◆ **DIRECTIONS**: In the copy, include every entry exactly but none of the images.

◆ **INPUT**:
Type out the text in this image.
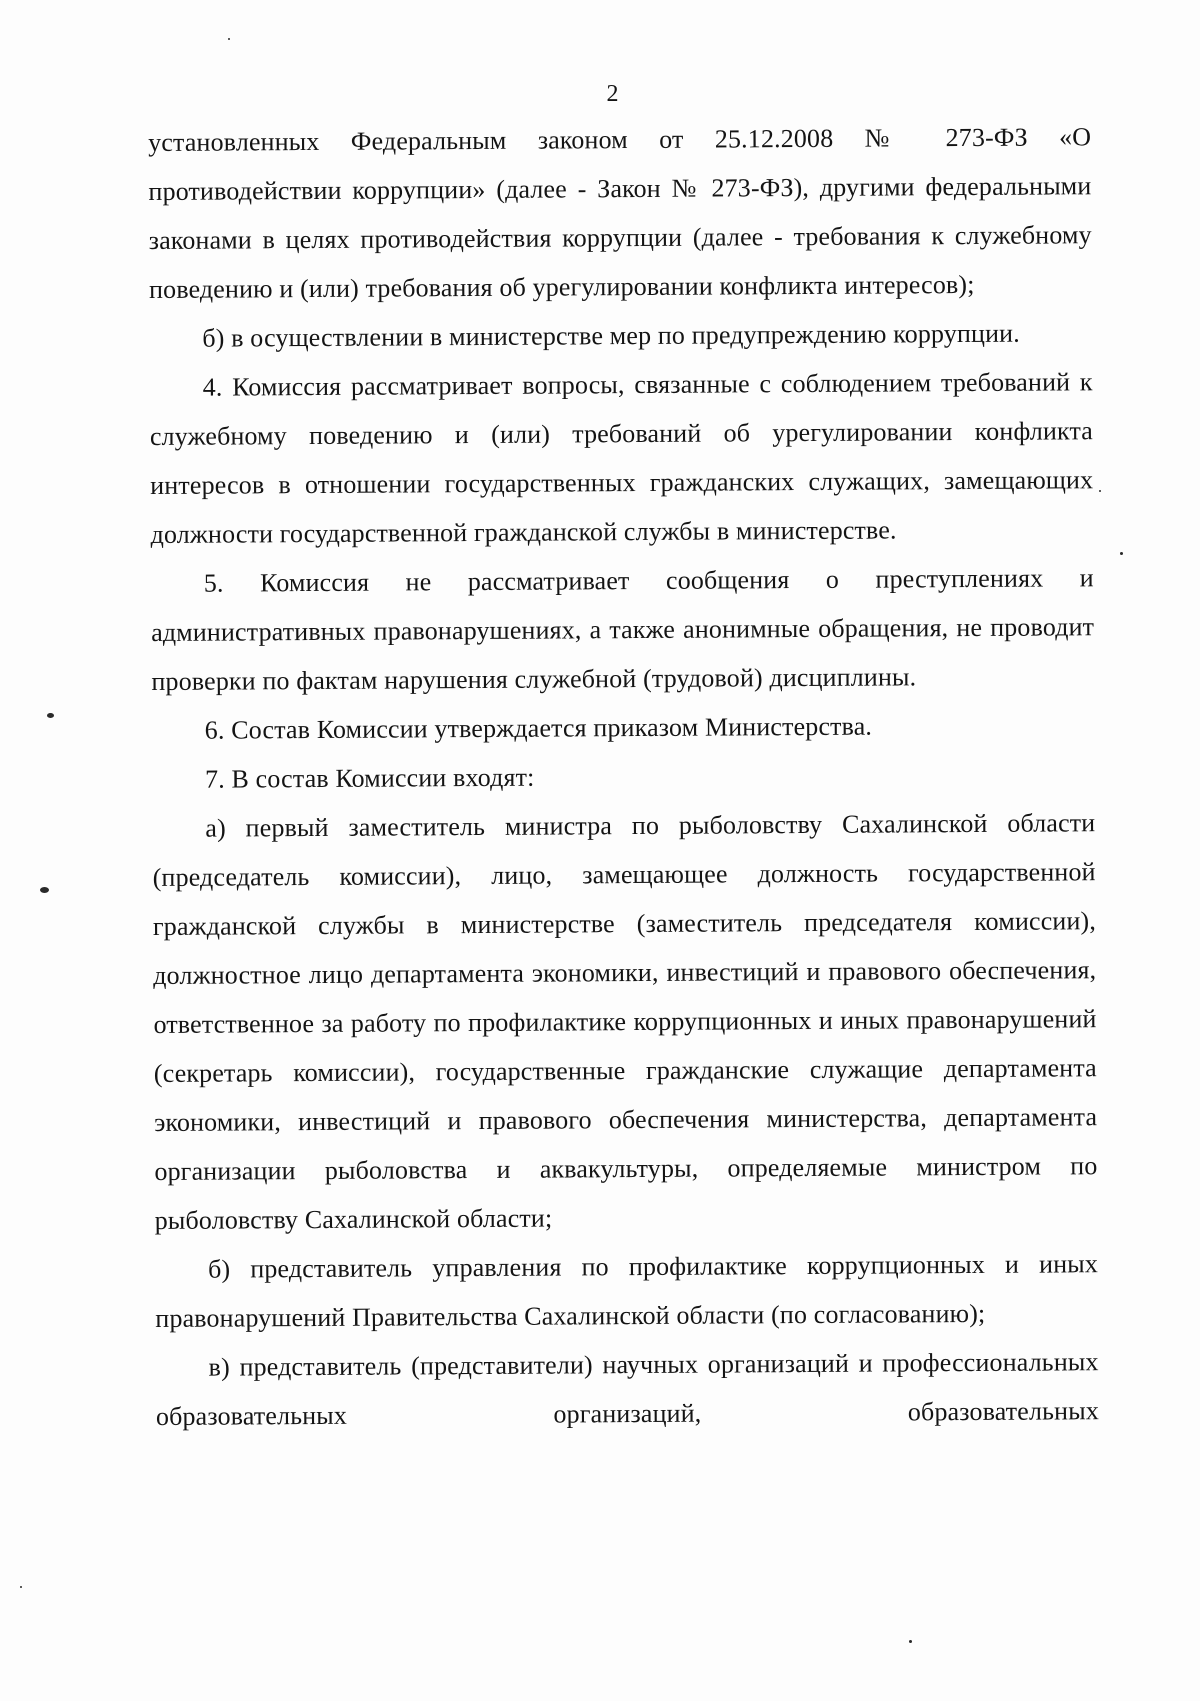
2

установленных Федеральным законом от 25.12.2008 № 273-ФЗ «О противодействии коррупции» (далее - Закон № 273-ФЗ), другими федеральными законами в целях противодействия коррупции (далее - требования к служебному поведению и (или) требования об урегулировании конфликта интересов);

б) в осуществлении в министерстве мер по предупреждению коррупции.

4. Комиссия рассматривает вопросы, связанные с соблюдением требований к служебному поведению и (или) требований об урегулировании конфликта интересов в отношении государственных гражданских служащих, замещающих должности государственной гражданской службы в министерстве.

5. Комиссия не рассматривает сообщения о преступлениях и административных правонарушениях, а также анонимные обращения, не проводит проверки по фактам нарушения служебной (трудовой) дисциплины.

6. Состав Комиссии утверждается приказом Министерства.

7. В состав Комиссии входят:

а) первый заместитель министра по рыболовству Сахалинской области (председатель комиссии), лицо, замещающее должность государственной гражданской службы в министерстве (заместитель председателя комиссии), должностное лицо департамента экономики, инвестиций и правового обеспечения, ответственное за работу по профилактике коррупционных и иных правонарушений (секретарь комиссии), государственные гражданские служащие департамента экономики, инвестиций и правового обеспечения министерства, департамента организации рыболовства и аквакультуры, определяемые министром по рыболовству Сахалинской области;

б) представитель управления по профилактике коррупционных и иных правонарушений Правительства Сахалинской области (по согласованию);

в) представитель (представители) научных организаций и профессиональных образовательных организаций, образовательных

◆ **SOLUTION TO THIS EXERCISE**:
Type out the text in this image.
2

установленных Федеральным законом от 25.12.2008 № 273-ФЗ «О противодействии коррупции» (далее - Закон № 273-ФЗ), другими федеральными законами в целях противодействия коррупции (далее - требования к служебному поведению и (или) требования об урегулировании конфликта интересов);

б) в осуществлении в министерстве мер по предупреждению коррупции.

4. Комиссия рассматривает вопросы, связанные с соблюдением требований к служебному поведению и (или) требований об урегулировании конфликта интересов в отношении государственных гражданских служащих, замещающих должности государственной гражданской службы в министерстве.

5. Комиссия не рассматривает сообщения о преступлениях и административных правонарушениях, а также анонимные обращения, не проводит проверки по фактам нарушения служебной (трудовой) дисциплины.

6. Состав Комиссии утверждается приказом Министерства.

7. В состав Комиссии входят:

а) первый заместитель министра по рыболовству Сахалинской области (председатель комиссии), лицо, замещающее должность государственной гражданской службы в министерстве (заместитель председателя комиссии), должностное лицо департамента экономики, инвестиций и правового обеспечения, ответственное за работу по профилактике коррупционных и иных правонарушений (секретарь комиссии), государственные гражданские служащие департамента экономики, инвестиций и правового обеспечения министерства, департамента организации рыболовства и аквакультуры, определяемые министром по рыболовству Сахалинской области;

б) представитель управления по профилактике коррупционных и иных правонарушений Правительства Сахалинской области (по согласованию);

в) представитель (представители) научных организаций и профессиональных образовательных организаций, образовательных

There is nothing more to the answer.